→ Descrição da tarefa
Reproduza, sem qualquer alteração, a parte do texto sobre os medicamentos para a doença de Alzheimer que abre com as palavras que contêm "Importa referir que" e fecha com "progressão da doença.".

→ Segmento de texto
□ □ □

Os inibidores da colinesterase são usados principalmente para tratar sintomas de Alzheimer nos estágios leve e moderado. Funcionam ao aumentar os níveis de acetilcolina, um neurotransmissor que é importante para a memória e a aprendizagem, que tende a ser reduzido em doentes com Alzheimer. O Donepezilo pode ser usado para tratar todos os estágios da doença de Alzheimer (leve, moderado e grave). É um dos inibidores da colinesterase mais comumente prescritos. A Rivastigmina também é utilizada para tratar estágios leve e moderado da doença de Alzheimer. Está disponível em forma de cápsulas ou adesivos transdérmicos. Já a Galantamina é indicada para o tratamento de sintomas de Alzheimer nos estágios leve e moderado. Funciona de maneira semelhante aos primeiros dois fármacos.

Os Antagonistas do Recetor NMDA regulam a atividade do glutamato, um neurotransmissor que, em excesso, pode levar à morte celular, algo que ocorre em grande escala em cérebros afetados por Alzheimer. A Memantina é o principal medicamento dessa classe. Ajuda a melhorar a memória, a atenção, a razão e a linguagem, e é normalmente usada em doentes com Alzheimer moderada e grave. 

Os Anticorpos Monoclonais constituem uma classe mais recente que visa diretamente as placas de beta-amiloide, uma característica chave da patologia da doença de Alzheimer. São projetados para ajudar o sistema imunitário a identificar e remover essas placas tóxicas do cérebro. O Aducanumabe foi aprovado pela FDA (Agência de Alimentos e Medicamentos dos EUA) em 2021, sendo o primeiro tratamento a visar diretamente a fisiopatologia da Alzheimer, reduzindo as placas de beta-amiloide no cérebro. No entanto, a sua aprovação foi controversa devido a preocupações com a eficácia e os efeitos colaterais. O Lecanemab, aprovado em 2023, demonstrou reduzir a progressão da doença leve ao remover as placas de beta-amiloide. A aprovação foi baseada em ensaios clínicos que mostraram uma redução significativa no declínio cognitivo.

Importa referir que o Lecanemab foi o primeiro a mostrar efeitos promissores contra a Alzheimer, sendo aprovado pela Agência Reguladora de Medicamentos e Produtos de Saúde (MHRA) no Reino Unido. Inicialmente, após 12 meses de tratamento, os resultados não mostraram eficácia significativa, mas após 18 meses, o medicamento demonstrou um impacto positivo no tratamento, reduzindo o declínio cognitivo em 27% em doentes com Alzheimer precoce, em comparação com um placebo. O Lecanemab, que é administrado duas vezes por mês, não é uma cura, mas pode retardar a progressão da doença.

□ □ □

→ Dados de compreensão de documentos
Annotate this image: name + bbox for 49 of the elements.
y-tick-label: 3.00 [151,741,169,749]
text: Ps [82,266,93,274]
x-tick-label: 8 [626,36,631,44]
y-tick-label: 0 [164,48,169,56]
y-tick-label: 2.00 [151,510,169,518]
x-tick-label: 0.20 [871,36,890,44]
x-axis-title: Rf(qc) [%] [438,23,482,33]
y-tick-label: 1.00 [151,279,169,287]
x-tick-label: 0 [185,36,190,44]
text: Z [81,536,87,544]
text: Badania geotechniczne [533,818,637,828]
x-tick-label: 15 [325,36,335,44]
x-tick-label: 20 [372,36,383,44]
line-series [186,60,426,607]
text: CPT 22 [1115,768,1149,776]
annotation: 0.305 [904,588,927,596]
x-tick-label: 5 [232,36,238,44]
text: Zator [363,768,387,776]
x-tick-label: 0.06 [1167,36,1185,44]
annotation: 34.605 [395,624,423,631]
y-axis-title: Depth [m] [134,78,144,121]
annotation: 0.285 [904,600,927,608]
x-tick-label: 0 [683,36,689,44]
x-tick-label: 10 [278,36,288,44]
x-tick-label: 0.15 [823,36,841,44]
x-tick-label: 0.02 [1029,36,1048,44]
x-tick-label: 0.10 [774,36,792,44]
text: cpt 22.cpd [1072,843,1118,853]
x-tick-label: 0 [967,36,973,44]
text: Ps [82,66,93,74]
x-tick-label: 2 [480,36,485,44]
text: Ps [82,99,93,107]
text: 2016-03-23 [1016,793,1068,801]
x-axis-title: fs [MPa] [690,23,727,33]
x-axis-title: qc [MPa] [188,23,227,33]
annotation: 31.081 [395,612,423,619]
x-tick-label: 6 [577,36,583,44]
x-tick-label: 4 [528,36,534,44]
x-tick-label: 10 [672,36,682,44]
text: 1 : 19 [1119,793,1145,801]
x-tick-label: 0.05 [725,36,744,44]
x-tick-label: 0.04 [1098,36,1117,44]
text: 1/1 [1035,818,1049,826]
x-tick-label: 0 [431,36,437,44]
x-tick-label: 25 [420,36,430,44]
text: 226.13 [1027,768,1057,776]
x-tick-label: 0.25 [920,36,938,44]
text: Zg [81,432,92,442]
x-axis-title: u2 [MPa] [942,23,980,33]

□ □ □

→ Resultado
Importa referir que o Lecanemab foi o primeiro a mostrar efeitos promissores contra a Alzheimer, sendo aprovado pela Agência Reguladora de Medicamentos e Produtos de Saúde (MHRA) no Reino Unido. Inicialmente, após 12 meses de tratamento, os resultados não mostraram eficácia significativa, mas após 18 meses, o medicamento demonstrou um impacto positivo no tratamento, reduzindo o declínio cognitivo em 27% em doentes com Alzheimer precoce, em comparação com um placebo. O Lecanemab, que é administrado duas vezes por mês, não é uma cura, mas pode retardar a progressão da doença.